AIM OF THE EXERCISE: Retype the tail of the data exactly, starting at the line containing "Output a JSON" and stopping at the last line.

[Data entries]

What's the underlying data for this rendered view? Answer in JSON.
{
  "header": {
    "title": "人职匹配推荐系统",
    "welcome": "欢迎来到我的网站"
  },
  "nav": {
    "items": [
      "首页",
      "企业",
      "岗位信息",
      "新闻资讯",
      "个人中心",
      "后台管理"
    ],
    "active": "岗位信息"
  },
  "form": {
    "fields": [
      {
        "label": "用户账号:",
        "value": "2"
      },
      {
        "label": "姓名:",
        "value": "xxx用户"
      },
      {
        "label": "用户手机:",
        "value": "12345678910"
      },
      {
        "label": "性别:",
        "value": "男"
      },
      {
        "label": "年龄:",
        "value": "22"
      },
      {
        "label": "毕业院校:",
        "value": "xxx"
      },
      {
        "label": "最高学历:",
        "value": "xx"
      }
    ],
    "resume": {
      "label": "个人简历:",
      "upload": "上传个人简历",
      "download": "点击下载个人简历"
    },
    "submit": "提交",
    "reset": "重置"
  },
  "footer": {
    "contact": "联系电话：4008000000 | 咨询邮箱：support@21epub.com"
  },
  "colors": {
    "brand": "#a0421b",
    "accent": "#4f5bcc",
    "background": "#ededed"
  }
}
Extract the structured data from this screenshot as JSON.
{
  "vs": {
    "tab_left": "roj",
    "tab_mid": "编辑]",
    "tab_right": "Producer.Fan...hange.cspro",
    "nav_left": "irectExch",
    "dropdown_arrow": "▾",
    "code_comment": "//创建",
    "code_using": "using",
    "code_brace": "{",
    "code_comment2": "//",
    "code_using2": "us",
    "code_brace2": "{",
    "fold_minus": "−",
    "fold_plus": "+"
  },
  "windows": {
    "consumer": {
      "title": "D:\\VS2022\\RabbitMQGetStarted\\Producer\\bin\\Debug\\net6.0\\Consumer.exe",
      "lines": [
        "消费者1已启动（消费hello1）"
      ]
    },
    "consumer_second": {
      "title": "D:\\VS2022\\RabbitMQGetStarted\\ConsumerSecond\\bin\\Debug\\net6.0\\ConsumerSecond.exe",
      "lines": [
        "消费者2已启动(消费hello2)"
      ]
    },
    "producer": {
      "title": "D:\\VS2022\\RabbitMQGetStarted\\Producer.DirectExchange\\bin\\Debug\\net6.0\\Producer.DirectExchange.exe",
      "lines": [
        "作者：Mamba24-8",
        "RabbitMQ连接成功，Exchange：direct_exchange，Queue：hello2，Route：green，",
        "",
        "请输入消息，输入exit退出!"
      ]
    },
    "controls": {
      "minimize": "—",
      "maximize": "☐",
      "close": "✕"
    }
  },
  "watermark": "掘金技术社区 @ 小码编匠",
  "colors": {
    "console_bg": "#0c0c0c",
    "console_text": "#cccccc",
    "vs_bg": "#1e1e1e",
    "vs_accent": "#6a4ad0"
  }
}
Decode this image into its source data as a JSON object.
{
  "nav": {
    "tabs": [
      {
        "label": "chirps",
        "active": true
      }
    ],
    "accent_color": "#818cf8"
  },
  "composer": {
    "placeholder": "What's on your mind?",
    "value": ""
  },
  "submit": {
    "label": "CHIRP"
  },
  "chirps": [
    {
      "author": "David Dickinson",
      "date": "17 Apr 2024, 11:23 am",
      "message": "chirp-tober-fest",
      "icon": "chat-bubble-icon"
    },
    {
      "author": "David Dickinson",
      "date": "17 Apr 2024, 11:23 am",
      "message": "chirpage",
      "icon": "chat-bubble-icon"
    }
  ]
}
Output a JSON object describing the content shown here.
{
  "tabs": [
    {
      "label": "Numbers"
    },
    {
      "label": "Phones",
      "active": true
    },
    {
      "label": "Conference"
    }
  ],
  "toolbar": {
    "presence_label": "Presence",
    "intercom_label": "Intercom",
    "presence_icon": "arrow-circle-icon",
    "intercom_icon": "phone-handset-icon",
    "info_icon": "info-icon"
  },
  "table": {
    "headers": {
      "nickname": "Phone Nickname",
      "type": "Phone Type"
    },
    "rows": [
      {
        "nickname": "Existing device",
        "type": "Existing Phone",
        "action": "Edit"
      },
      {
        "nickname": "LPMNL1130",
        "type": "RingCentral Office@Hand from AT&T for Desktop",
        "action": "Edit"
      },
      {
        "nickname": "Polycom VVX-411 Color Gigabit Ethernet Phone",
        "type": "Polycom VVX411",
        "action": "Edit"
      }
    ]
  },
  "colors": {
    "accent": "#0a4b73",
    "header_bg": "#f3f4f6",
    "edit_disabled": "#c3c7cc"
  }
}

ANSWER TO THIS PROBLEM:
Output a JSON object describing the content shown here.
{
  "tabs": [
    {
      "label": "Numbers"
    },
    {
      "label": "Phones",
      "active": true
    },
    {
      "label": "Conference"
    }
  ],
  "toolbar": {
    "presence_label": "Presence",
    "intercom_label": "Intercom",
    "presence_icon": "arrow-circle-icon",
    "intercom_icon": "phone-handset-icon",
    "info_icon": "info-icon"
  },
  "table": {
    "headers": {
      "nickname": "Phone Nickname",
      "type": "Phone Type"
    },
    "rows": [
      {
        "nickname": "Existing device",
        "type": "Existing Phone",
        "action": "Edit"
      },
      {
        "nickname": "LPMNL1130",
        "type": "RingCentral Office@Hand from AT&T for Desktop",
        "action": "Edit"
      },
      {
        "nickname": "Polycom VVX-411 Color Gigabit Ethernet Phone",
        "type": "Polycom VVX411",
        "action": "Edit"
      }
    ]
  },
  "colors": {
    "accent": "#0a4b73",
    "header_bg": "#f3f4f6",
    "edit_disabled": "#c3c7cc"
  }
}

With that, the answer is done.